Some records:
— BEGIN —

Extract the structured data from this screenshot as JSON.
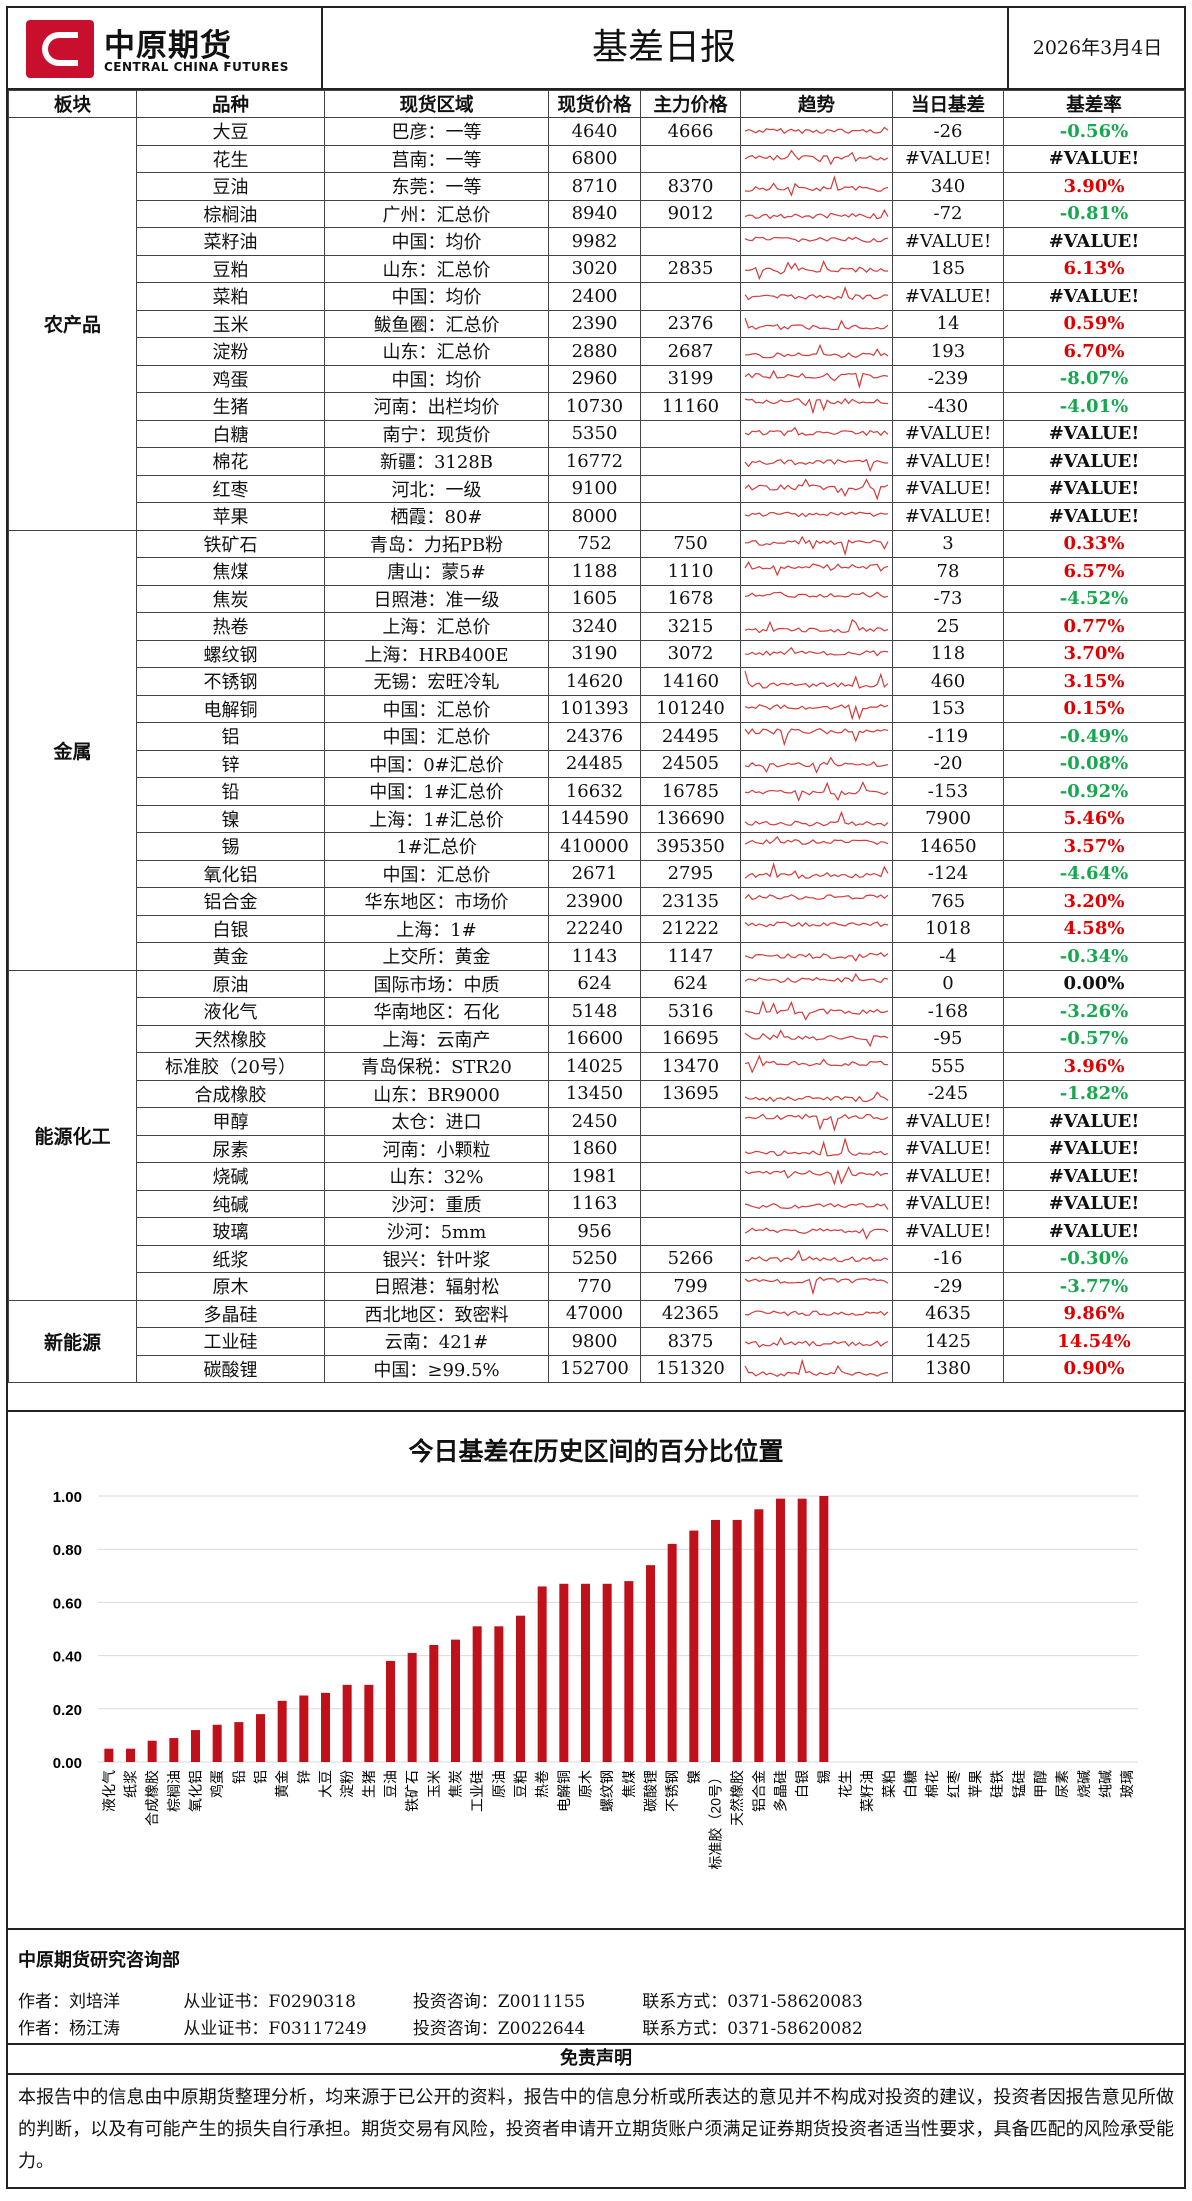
{
  "header": {
    "logo_cn": "中原期货",
    "logo_en": "CENTRAL CHINA FUTURES",
    "title": "基差日报",
    "date": "2026年3月4日"
  },
  "table": {
    "headers": [
      "板块",
      "品种",
      "现货区域",
      "现货价格",
      "主力价格",
      "趋势",
      "当日基差",
      "基差率"
    ],
    "sections": [
      {
        "name": "农产品",
        "rows": [
          {
            "variety": "大豆",
            "region": "巴彦：一等",
            "spot": "4640",
            "main": "4666",
            "basis": "-26",
            "rate": "-0.56%",
            "sign": "neg"
          },
          {
            "variety": "花生",
            "region": "莒南：一等",
            "spot": "6800",
            "main": "",
            "basis": "#VALUE!",
            "rate": "#VALUE!",
            "sign": "err"
          },
          {
            "variety": "豆油",
            "region": "东莞：一等",
            "spot": "8710",
            "main": "8370",
            "basis": "340",
            "rate": "3.90%",
            "sign": "pos"
          },
          {
            "variety": "棕榈油",
            "region": "广州：汇总价",
            "spot": "8940",
            "main": "9012",
            "basis": "-72",
            "rate": "-0.81%",
            "sign": "neg"
          },
          {
            "variety": "菜籽油",
            "region": "中国：均价",
            "spot": "9982",
            "main": "",
            "basis": "#VALUE!",
            "rate": "#VALUE!",
            "sign": "err"
          },
          {
            "variety": "豆粕",
            "region": "山东：汇总价",
            "spot": "3020",
            "main": "2835",
            "basis": "185",
            "rate": "6.13%",
            "sign": "pos"
          },
          {
            "variety": "菜粕",
            "region": "中国：均价",
            "spot": "2400",
            "main": "",
            "basis": "#VALUE!",
            "rate": "#VALUE!",
            "sign": "err"
          },
          {
            "variety": "玉米",
            "region": "鲅鱼圈：汇总价",
            "spot": "2390",
            "main": "2376",
            "basis": "14",
            "rate": "0.59%",
            "sign": "pos"
          },
          {
            "variety": "淀粉",
            "region": "山东：汇总价",
            "spot": "2880",
            "main": "2687",
            "basis": "193",
            "rate": "6.70%",
            "sign": "pos"
          },
          {
            "variety": "鸡蛋",
            "region": "中国：均价",
            "spot": "2960",
            "main": "3199",
            "basis": "-239",
            "rate": "-8.07%",
            "sign": "neg"
          },
          {
            "variety": "生猪",
            "region": "河南：出栏均价",
            "spot": "10730",
            "main": "11160",
            "basis": "-430",
            "rate": "-4.01%",
            "sign": "neg"
          },
          {
            "variety": "白糖",
            "region": "南宁：现货价",
            "spot": "5350",
            "main": "",
            "basis": "#VALUE!",
            "rate": "#VALUE!",
            "sign": "err"
          },
          {
            "variety": "棉花",
            "region": "新疆：3128B",
            "spot": "16772",
            "main": "",
            "basis": "#VALUE!",
            "rate": "#VALUE!",
            "sign": "err"
          },
          {
            "variety": "红枣",
            "region": "河北：一级",
            "spot": "9100",
            "main": "",
            "basis": "#VALUE!",
            "rate": "#VALUE!",
            "sign": "err"
          },
          {
            "variety": "苹果",
            "region": "栖霞：80#",
            "spot": "8000",
            "main": "",
            "basis": "#VALUE!",
            "rate": "#VALUE!",
            "sign": "err"
          }
        ]
      },
      {
        "name": "金属",
        "rows": [
          {
            "variety": "铁矿石",
            "region": "青岛：力拓PB粉",
            "spot": "752",
            "main": "750",
            "basis": "3",
            "rate": "0.33%",
            "sign": "pos"
          },
          {
            "variety": "焦煤",
            "region": "唐山：蒙5#",
            "spot": "1188",
            "main": "1110",
            "basis": "78",
            "rate": "6.57%",
            "sign": "pos"
          },
          {
            "variety": "焦炭",
            "region": "日照港：准一级",
            "spot": "1605",
            "main": "1678",
            "basis": "-73",
            "rate": "-4.52%",
            "sign": "neg"
          },
          {
            "variety": "热卷",
            "region": "上海：汇总价",
            "spot": "3240",
            "main": "3215",
            "basis": "25",
            "rate": "0.77%",
            "sign": "pos"
          },
          {
            "variety": "螺纹钢",
            "region": "上海：HRB400E",
            "spot": "3190",
            "main": "3072",
            "basis": "118",
            "rate": "3.70%",
            "sign": "pos"
          },
          {
            "variety": "不锈钢",
            "region": "无锡：宏旺冷轧",
            "spot": "14620",
            "main": "14160",
            "basis": "460",
            "rate": "3.15%",
            "sign": "pos"
          },
          {
            "variety": "电解铜",
            "region": "中国：汇总价",
            "spot": "101393",
            "main": "101240",
            "basis": "153",
            "rate": "0.15%",
            "sign": "pos"
          },
          {
            "variety": "铝",
            "region": "中国：汇总价",
            "spot": "24376",
            "main": "24495",
            "basis": "-119",
            "rate": "-0.49%",
            "sign": "neg"
          },
          {
            "variety": "锌",
            "region": "中国：0#汇总价",
            "spot": "24485",
            "main": "24505",
            "basis": "-20",
            "rate": "-0.08%",
            "sign": "neg"
          },
          {
            "variety": "铅",
            "region": "中国：1#汇总价",
            "spot": "16632",
            "main": "16785",
            "basis": "-153",
            "rate": "-0.92%",
            "sign": "neg"
          },
          {
            "variety": "镍",
            "region": "上海：1#汇总价",
            "spot": "144590",
            "main": "136690",
            "basis": "7900",
            "rate": "5.46%",
            "sign": "pos"
          },
          {
            "variety": "锡",
            "region": "1#汇总价",
            "spot": "410000",
            "main": "395350",
            "basis": "14650",
            "rate": "3.57%",
            "sign": "pos"
          },
          {
            "variety": "氧化铝",
            "region": "中国：汇总价",
            "spot": "2671",
            "main": "2795",
            "basis": "-124",
            "rate": "-4.64%",
            "sign": "neg"
          },
          {
            "variety": "铝合金",
            "region": "华东地区：市场价",
            "spot": "23900",
            "main": "23135",
            "basis": "765",
            "rate": "3.20%",
            "sign": "pos"
          },
          {
            "variety": "白银",
            "region": "上海：1#",
            "spot": "22240",
            "main": "21222",
            "basis": "1018",
            "rate": "4.58%",
            "sign": "pos"
          },
          {
            "variety": "黄金",
            "region": "上交所：黄金",
            "spot": "1143",
            "main": "1147",
            "basis": "-4",
            "rate": "-0.34%",
            "sign": "neg"
          }
        ]
      },
      {
        "name": "能源化工",
        "rows": [
          {
            "variety": "原油",
            "region": "国际市场：中质",
            "spot": "624",
            "main": "624",
            "basis": "0",
            "rate": "0.00%",
            "sign": "zero"
          },
          {
            "variety": "液化气",
            "region": "华南地区：石化",
            "spot": "5148",
            "main": "5316",
            "basis": "-168",
            "rate": "-3.26%",
            "sign": "neg"
          },
          {
            "variety": "天然橡胶",
            "region": "上海：云南产",
            "spot": "16600",
            "main": "16695",
            "basis": "-95",
            "rate": "-0.57%",
            "sign": "neg"
          },
          {
            "variety": "标准胶（20号）",
            "region": "青岛保税：STR20",
            "spot": "14025",
            "main": "13470",
            "basis": "555",
            "rate": "3.96%",
            "sign": "pos"
          },
          {
            "variety": "合成橡胶",
            "region": "山东：BR9000",
            "spot": "13450",
            "main": "13695",
            "basis": "-245",
            "rate": "-1.82%",
            "sign": "neg"
          },
          {
            "variety": "甲醇",
            "region": "太仓：进口",
            "spot": "2450",
            "main": "",
            "basis": "#VALUE!",
            "rate": "#VALUE!",
            "sign": "err"
          },
          {
            "variety": "尿素",
            "region": "河南：小颗粒",
            "spot": "1860",
            "main": "",
            "basis": "#VALUE!",
            "rate": "#VALUE!",
            "sign": "err"
          },
          {
            "variety": "烧碱",
            "region": "山东：32%",
            "spot": "1981",
            "main": "",
            "basis": "#VALUE!",
            "rate": "#VALUE!",
            "sign": "err"
          },
          {
            "variety": "纯碱",
            "region": "沙河：重质",
            "spot": "1163",
            "main": "",
            "basis": "#VALUE!",
            "rate": "#VALUE!",
            "sign": "err"
          },
          {
            "variety": "玻璃",
            "region": "沙河：5mm",
            "spot": "956",
            "main": "",
            "basis": "#VALUE!",
            "rate": "#VALUE!",
            "sign": "err"
          },
          {
            "variety": "纸浆",
            "region": "银兴：针叶浆",
            "spot": "5250",
            "main": "5266",
            "basis": "-16",
            "rate": "-0.30%",
            "sign": "neg"
          },
          {
            "variety": "原木",
            "region": "日照港：辐射松",
            "spot": "770",
            "main": "799",
            "basis": "-29",
            "rate": "-3.77%",
            "sign": "neg"
          }
        ]
      },
      {
        "name": "新能源",
        "rows": [
          {
            "variety": "多晶硅",
            "region": "西北地区：致密料",
            "spot": "47000",
            "main": "42365",
            "basis": "4635",
            "rate": "9.86%",
            "sign": "pos"
          },
          {
            "variety": "工业硅",
            "region": "云南：421#",
            "spot": "9800",
            "main": "8375",
            "basis": "1425",
            "rate": "14.54%",
            "sign": "pos"
          },
          {
            "variety": "碳酸锂",
            "region": "中国：≥99.5%",
            "spot": "152700",
            "main": "151320",
            "basis": "1380",
            "rate": "0.90%",
            "sign": "pos"
          }
        ]
      }
    ]
  },
  "colors": {
    "positive": "#e00000",
    "negative": "#17a84f",
    "sparkline": "#d23b3b",
    "bar": "#c0101a",
    "brand": "#c8102e"
  },
  "chart_data": {
    "type": "bar",
    "title": "今日基差在历史区间的百分比位置",
    "categories": [
      "液化气",
      "纸浆",
      "合成橡胶",
      "棕榈油",
      "氧化铝",
      "鸡蛋",
      "铅",
      "铝",
      "黄金",
      "锌",
      "大豆",
      "淀粉",
      "生猪",
      "豆油",
      "铁矿石",
      "玉米",
      "焦炭",
      "工业硅",
      "原油",
      "豆粕",
      "热卷",
      "电解铜",
      "原木",
      "螺纹钢",
      "焦煤",
      "碳酸锂",
      "不锈钢",
      "镍",
      "标准胶（20号）",
      "天然橡胶",
      "铝合金",
      "多晶硅",
      "白银",
      "锡",
      "花生",
      "菜籽油",
      "菜粕",
      "白糖",
      "棉花",
      "红枣",
      "苹果",
      "硅铁",
      "锰硅",
      "甲醇",
      "尿素",
      "烧碱",
      "纯碱",
      "玻璃"
    ],
    "values": [
      0.05,
      0.05,
      0.08,
      0.09,
      0.12,
      0.14,
      0.15,
      0.18,
      0.23,
      0.25,
      0.26,
      0.29,
      0.29,
      0.38,
      0.41,
      0.44,
      0.46,
      0.51,
      0.51,
      0.55,
      0.66,
      0.67,
      0.67,
      0.67,
      0.68,
      0.74,
      0.82,
      0.87,
      0.91,
      0.91,
      0.95,
      0.99,
      0.99,
      1.0,
      null,
      null,
      null,
      null,
      null,
      null,
      null,
      null,
      null,
      null,
      null,
      null,
      null,
      null
    ],
    "ylim": [
      0,
      1.0
    ],
    "yticks": [
      "0.00",
      "0.20",
      "0.40",
      "0.60",
      "0.80",
      "1.00"
    ],
    "grid": true
  },
  "footer": {
    "dept": "中原期货研究咨询部",
    "authors": [
      {
        "author": "作者：刘培洋",
        "cert": "从业证书：F0290318",
        "consult": "投资咨询：Z0011155",
        "contact": "联系方式：0371-58620083"
      },
      {
        "author": "作者：杨江涛",
        "cert": "从业证书：F03117249",
        "consult": "投资咨询：Z0022644",
        "contact": "联系方式：0371-58620082"
      }
    ],
    "disclaimer_title": "免责声明",
    "disclaimer": "本报告中的信息由中原期货整理分析，均来源于已公开的资料，报告中的信息分析或所表达的意见并不构成对投资的建议，投资者因报告意见所做的判断，以及有可能产生的损失自行承担。期货交易有风险，投资者申请开立期货账户须满足证券期货投资者适当性要求，具备匹配的风险承受能力。"
  }
}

— END —

- **Work to complete**: From the listing, copy each line containing the word "联系方式".

- **Exercise response**:
        "contact": "联系方式：0371-58620083"
        "contact": "联系方式：0371-58620082"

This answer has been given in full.